◆ **Brief**:
From the listing below, pull each line that includes "into".
— begin Input for this task —
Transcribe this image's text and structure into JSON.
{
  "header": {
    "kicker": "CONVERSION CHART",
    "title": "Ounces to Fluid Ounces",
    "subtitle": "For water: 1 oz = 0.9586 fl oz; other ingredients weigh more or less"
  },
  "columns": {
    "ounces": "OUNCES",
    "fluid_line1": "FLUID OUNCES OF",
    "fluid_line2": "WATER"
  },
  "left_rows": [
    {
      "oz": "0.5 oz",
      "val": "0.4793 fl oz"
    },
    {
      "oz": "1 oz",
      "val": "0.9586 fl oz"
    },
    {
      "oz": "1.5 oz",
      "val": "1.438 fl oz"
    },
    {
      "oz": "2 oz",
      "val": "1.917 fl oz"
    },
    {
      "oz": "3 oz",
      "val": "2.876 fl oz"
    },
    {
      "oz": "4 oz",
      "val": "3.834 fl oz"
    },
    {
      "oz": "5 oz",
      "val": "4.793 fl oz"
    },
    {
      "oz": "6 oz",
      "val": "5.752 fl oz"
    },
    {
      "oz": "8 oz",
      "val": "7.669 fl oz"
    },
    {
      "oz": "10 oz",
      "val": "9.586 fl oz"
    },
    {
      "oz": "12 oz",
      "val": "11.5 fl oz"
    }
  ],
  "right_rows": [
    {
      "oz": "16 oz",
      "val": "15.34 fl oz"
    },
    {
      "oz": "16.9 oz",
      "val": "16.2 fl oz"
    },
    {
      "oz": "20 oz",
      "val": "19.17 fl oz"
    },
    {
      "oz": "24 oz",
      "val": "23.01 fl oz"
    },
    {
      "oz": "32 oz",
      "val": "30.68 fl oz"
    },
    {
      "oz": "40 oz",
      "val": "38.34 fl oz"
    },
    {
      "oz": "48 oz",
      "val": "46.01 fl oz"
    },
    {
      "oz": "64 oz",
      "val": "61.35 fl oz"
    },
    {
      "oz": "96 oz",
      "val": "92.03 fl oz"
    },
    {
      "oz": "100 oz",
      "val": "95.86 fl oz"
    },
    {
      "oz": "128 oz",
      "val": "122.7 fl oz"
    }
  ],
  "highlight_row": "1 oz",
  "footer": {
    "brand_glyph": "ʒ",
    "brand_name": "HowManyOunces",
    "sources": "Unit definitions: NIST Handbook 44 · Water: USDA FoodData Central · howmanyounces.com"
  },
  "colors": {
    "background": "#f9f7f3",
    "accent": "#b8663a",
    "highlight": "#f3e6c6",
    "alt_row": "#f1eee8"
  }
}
— end Input for this task —
— begin Input for this task —
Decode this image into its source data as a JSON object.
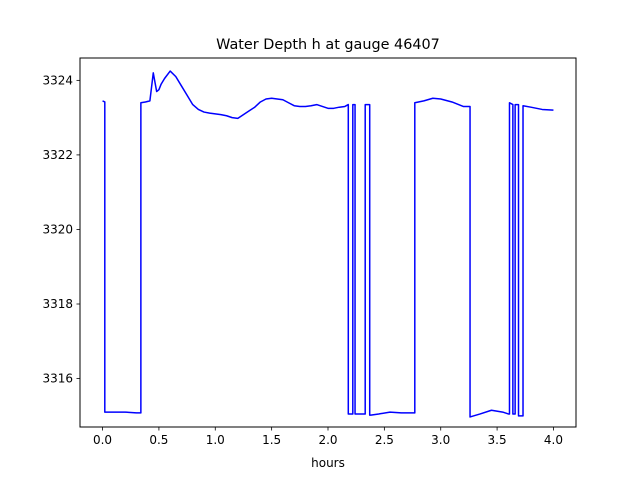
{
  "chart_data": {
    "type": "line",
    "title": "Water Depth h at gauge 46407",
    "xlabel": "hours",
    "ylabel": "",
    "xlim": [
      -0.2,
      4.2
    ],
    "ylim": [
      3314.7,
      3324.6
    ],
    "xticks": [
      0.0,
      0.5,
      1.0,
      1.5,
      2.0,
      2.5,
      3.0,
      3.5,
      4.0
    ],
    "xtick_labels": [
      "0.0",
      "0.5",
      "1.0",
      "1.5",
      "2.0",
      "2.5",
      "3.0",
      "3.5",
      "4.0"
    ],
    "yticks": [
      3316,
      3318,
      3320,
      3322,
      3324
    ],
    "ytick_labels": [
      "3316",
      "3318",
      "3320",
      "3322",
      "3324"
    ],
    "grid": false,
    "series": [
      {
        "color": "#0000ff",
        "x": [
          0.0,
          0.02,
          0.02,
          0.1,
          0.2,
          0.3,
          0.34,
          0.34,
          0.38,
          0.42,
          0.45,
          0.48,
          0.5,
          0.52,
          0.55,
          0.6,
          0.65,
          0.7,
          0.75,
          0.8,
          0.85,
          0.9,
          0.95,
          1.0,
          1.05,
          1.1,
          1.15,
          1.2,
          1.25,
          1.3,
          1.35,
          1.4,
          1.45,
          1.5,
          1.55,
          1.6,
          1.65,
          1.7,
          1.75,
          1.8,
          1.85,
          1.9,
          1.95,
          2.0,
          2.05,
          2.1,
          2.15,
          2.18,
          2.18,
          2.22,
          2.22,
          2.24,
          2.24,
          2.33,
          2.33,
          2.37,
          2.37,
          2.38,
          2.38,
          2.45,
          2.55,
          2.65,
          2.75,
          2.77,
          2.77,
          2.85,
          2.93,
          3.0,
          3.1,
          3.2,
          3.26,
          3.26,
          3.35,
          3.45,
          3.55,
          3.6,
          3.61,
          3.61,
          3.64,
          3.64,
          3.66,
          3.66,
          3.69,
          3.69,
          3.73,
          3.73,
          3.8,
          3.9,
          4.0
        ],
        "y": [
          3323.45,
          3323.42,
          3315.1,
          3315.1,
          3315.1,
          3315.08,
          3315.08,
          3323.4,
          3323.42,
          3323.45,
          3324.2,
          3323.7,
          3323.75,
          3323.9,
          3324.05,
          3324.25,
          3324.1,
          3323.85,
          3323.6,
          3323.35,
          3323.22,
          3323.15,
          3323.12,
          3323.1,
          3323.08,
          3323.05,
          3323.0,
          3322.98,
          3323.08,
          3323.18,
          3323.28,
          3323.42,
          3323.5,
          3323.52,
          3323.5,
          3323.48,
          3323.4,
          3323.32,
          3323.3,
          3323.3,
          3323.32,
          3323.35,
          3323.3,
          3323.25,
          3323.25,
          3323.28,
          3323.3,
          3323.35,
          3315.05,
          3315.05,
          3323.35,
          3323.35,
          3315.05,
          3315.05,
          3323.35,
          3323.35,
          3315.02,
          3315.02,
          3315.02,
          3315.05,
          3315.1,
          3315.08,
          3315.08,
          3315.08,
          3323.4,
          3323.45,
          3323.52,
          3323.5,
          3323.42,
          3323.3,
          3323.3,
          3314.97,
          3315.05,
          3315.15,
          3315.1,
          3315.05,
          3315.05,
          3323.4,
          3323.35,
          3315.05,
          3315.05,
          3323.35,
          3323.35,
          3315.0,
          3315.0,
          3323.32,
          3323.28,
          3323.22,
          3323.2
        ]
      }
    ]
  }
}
— end Input for this task —
◆ **Task answer**:
Transcribe this image's text and structure into JSON.
Decode this image into its source data as a JSON object.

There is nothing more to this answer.